PROVIDED MATERIAL:

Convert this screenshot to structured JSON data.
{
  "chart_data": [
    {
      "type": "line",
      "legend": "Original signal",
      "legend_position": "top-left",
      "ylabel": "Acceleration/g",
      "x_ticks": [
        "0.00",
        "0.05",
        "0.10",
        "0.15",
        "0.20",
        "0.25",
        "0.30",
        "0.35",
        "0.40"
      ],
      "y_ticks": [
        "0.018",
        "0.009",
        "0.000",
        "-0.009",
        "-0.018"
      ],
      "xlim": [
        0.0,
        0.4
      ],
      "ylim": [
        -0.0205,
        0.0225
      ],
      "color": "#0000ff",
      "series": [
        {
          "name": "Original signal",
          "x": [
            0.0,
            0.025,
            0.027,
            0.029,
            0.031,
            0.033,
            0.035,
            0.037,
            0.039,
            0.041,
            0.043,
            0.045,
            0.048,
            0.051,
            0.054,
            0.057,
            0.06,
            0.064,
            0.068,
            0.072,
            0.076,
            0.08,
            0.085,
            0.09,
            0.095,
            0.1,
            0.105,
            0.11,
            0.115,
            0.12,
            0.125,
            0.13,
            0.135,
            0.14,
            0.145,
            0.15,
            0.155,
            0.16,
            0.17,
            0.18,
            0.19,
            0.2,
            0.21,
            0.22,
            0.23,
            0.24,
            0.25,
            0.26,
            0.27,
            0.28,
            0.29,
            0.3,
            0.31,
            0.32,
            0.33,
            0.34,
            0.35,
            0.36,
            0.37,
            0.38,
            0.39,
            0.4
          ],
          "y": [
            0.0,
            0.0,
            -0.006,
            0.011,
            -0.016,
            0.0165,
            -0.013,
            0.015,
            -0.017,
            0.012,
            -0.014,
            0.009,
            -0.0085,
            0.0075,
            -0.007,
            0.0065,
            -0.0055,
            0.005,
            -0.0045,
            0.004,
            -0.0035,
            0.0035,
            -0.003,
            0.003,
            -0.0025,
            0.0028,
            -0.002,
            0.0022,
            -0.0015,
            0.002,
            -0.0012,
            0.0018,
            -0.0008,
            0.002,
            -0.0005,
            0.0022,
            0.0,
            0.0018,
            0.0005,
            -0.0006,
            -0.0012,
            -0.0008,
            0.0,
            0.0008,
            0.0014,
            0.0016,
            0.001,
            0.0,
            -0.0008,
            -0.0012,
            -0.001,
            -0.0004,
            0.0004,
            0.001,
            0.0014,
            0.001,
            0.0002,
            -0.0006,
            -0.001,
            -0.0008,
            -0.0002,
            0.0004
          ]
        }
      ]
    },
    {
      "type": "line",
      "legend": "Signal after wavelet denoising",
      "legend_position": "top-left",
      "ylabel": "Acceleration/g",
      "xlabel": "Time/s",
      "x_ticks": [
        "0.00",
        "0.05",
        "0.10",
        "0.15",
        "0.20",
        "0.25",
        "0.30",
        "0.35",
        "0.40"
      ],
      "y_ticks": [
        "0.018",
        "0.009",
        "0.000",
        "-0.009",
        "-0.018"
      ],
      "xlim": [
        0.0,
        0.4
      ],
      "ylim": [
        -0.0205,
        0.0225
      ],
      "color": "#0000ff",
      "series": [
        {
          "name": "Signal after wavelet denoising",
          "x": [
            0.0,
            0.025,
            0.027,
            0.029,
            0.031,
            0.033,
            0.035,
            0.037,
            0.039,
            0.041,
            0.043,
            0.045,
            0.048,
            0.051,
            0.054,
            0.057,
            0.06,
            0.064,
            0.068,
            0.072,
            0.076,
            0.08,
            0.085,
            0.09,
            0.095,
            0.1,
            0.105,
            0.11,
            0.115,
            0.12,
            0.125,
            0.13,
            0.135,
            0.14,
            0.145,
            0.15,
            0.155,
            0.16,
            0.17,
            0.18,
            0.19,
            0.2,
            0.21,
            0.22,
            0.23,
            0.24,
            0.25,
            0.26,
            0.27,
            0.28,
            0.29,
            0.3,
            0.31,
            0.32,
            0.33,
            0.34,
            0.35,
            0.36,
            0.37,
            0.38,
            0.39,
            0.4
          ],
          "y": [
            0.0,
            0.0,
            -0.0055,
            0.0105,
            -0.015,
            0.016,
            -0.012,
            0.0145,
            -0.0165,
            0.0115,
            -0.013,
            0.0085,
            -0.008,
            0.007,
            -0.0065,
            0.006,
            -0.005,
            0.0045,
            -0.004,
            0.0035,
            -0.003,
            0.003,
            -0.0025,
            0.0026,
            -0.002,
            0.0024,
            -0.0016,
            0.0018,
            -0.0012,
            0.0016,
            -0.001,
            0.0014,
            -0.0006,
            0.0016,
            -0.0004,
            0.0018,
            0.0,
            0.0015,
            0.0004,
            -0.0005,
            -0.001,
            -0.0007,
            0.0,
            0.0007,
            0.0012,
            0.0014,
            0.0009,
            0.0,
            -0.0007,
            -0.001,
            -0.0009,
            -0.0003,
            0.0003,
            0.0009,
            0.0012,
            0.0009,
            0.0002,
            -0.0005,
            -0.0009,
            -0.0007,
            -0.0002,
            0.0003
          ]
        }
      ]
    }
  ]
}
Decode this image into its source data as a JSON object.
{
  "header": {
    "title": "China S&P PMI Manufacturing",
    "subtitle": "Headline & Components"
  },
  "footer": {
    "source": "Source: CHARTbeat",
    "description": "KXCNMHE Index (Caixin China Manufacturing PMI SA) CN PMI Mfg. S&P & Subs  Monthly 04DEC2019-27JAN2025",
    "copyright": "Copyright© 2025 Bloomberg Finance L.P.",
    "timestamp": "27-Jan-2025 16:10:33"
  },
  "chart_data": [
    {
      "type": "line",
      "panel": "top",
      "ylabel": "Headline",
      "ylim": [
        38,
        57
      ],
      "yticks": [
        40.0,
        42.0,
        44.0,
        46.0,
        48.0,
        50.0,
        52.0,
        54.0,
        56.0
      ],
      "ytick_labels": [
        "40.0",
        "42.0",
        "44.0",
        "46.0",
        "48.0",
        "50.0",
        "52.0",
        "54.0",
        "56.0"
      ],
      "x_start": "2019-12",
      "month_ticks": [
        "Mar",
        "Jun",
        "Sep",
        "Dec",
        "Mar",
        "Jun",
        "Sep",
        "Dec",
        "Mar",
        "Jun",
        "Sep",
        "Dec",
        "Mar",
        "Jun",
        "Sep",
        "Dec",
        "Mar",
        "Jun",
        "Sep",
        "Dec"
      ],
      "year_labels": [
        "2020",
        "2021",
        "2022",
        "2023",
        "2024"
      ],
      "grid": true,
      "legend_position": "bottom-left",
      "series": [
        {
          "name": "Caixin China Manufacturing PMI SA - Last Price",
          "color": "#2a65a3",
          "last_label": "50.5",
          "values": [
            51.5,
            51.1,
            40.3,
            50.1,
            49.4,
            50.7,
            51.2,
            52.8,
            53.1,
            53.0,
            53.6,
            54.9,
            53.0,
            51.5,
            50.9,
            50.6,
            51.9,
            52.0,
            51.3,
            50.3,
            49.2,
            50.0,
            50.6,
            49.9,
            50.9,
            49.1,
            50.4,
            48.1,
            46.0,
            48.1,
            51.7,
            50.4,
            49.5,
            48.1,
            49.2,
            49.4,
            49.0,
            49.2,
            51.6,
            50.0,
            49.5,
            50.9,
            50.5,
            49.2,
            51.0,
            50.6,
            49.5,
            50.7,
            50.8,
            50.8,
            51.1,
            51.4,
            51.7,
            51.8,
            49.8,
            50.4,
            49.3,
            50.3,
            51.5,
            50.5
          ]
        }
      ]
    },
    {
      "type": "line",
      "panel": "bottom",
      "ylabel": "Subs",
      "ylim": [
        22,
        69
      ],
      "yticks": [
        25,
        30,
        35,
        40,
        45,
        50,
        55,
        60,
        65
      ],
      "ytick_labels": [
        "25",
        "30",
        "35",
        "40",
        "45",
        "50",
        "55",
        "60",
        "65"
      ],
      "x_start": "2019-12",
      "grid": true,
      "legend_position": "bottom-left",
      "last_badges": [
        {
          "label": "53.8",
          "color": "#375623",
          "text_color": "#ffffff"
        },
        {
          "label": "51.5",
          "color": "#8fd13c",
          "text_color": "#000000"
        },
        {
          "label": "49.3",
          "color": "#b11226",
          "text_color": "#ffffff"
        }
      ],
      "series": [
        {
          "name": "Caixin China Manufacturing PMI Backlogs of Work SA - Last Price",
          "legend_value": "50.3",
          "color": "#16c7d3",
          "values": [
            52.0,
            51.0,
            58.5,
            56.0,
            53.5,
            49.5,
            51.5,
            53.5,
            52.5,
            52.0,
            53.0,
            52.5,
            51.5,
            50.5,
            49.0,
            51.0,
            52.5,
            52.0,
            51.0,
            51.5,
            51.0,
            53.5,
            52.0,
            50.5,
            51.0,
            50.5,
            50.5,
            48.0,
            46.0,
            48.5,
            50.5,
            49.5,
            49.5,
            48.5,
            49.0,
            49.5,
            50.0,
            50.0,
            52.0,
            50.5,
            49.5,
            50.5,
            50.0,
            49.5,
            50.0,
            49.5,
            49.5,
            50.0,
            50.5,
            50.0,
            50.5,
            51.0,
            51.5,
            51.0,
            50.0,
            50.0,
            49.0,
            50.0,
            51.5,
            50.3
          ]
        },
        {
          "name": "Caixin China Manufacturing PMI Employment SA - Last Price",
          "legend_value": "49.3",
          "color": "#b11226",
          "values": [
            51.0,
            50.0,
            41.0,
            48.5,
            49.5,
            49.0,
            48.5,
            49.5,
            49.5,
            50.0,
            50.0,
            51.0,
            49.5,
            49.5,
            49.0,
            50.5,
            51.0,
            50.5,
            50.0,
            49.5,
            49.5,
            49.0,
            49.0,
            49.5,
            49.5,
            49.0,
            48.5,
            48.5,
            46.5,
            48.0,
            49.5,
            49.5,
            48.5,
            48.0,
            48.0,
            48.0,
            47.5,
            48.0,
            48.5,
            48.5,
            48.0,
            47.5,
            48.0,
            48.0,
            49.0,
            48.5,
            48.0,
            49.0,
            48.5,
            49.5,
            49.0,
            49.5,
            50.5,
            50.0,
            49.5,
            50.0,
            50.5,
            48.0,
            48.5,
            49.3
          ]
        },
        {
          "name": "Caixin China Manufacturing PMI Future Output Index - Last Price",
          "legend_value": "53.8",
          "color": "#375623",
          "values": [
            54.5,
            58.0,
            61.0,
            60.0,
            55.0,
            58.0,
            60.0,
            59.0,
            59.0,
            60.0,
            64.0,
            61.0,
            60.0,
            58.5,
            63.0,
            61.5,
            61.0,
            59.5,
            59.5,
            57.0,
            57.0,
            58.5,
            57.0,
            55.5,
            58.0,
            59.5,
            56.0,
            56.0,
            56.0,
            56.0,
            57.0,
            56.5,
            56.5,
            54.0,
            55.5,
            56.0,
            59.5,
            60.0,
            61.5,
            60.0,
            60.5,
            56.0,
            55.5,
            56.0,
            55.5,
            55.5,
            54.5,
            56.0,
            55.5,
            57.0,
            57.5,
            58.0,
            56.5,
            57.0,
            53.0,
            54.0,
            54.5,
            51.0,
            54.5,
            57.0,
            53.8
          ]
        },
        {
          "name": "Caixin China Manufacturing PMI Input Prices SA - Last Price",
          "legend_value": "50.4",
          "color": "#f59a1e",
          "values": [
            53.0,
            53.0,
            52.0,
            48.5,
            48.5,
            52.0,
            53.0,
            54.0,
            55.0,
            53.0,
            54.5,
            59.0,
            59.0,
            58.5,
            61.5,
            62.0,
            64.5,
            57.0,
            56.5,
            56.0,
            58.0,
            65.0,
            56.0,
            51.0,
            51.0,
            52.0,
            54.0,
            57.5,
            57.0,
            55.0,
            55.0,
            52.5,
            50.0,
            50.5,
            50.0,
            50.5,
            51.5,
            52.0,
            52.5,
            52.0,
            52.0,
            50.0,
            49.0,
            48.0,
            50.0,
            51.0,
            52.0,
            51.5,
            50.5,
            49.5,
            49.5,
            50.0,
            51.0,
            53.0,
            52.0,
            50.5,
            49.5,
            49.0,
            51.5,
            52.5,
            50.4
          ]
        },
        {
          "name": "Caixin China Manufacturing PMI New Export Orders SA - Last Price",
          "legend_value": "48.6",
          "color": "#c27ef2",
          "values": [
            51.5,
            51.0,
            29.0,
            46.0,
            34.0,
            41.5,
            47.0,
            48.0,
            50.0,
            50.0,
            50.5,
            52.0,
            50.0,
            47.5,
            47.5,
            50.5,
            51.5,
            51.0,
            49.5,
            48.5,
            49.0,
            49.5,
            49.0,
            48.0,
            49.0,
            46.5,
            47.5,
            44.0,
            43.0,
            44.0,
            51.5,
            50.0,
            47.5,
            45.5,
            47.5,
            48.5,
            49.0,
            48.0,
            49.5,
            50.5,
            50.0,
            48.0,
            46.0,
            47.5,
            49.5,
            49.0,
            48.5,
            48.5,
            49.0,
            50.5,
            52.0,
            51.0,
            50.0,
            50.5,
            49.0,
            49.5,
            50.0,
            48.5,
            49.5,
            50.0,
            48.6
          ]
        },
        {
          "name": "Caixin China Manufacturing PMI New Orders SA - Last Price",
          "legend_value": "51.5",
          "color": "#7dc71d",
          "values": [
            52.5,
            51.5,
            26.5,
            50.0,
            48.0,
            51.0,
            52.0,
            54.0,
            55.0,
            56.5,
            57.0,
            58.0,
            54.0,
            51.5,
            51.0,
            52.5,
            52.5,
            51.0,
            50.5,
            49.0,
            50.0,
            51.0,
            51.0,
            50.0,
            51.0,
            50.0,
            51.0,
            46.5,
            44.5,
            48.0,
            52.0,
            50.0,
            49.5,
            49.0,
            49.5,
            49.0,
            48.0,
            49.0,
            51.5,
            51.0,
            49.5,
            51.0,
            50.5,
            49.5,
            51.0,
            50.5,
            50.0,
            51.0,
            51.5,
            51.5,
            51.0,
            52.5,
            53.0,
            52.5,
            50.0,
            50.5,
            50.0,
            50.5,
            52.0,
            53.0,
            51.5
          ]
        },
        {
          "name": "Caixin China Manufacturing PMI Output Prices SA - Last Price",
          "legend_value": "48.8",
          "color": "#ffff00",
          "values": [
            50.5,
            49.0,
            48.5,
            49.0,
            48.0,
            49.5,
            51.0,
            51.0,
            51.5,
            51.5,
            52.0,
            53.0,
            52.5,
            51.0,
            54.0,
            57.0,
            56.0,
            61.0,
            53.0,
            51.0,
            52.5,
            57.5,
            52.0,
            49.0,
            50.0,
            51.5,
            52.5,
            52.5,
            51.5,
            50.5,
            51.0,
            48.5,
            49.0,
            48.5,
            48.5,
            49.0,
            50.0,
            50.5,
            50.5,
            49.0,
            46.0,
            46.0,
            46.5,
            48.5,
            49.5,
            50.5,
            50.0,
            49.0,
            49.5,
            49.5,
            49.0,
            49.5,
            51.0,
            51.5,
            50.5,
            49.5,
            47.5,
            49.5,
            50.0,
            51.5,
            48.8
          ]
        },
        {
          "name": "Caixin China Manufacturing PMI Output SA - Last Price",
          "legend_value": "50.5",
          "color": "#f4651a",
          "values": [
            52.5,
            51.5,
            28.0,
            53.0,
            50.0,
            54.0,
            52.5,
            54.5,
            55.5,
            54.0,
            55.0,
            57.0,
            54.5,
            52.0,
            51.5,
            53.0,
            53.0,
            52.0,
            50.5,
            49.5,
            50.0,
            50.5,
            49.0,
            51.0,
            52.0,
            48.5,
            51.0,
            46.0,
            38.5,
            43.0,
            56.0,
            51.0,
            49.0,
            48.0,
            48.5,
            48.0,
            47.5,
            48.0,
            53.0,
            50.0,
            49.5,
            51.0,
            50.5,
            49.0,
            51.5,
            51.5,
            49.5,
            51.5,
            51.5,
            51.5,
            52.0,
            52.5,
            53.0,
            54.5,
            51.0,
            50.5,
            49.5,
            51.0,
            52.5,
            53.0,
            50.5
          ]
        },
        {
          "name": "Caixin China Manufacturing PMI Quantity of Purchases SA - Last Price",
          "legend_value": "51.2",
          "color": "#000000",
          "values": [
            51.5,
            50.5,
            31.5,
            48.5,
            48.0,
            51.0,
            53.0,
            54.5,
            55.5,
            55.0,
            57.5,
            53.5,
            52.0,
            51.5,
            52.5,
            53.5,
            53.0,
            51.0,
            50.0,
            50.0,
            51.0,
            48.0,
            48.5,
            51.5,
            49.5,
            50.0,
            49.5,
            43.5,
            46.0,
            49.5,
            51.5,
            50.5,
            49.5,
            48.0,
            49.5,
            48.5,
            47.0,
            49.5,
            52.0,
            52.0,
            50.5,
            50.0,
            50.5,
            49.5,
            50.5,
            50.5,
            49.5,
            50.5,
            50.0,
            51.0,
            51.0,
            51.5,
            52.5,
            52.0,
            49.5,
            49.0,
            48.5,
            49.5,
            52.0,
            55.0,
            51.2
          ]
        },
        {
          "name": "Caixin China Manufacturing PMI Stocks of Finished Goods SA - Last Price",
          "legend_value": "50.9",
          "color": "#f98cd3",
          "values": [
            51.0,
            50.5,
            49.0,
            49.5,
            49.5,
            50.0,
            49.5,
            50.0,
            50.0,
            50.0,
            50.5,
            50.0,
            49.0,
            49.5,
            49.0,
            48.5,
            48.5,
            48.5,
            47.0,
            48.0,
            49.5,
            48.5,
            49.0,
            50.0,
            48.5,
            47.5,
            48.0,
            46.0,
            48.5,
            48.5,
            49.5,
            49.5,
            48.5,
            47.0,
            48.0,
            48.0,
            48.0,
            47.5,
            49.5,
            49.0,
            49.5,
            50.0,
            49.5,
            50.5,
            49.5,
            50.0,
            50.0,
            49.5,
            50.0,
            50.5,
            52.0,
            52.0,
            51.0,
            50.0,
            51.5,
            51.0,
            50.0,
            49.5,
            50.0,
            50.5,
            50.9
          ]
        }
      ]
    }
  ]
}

WRITTEN EXERCISE: Tell how many lines of the data include the word "Prices", and nothing else.

RESPONSE TO THIS TASK: 2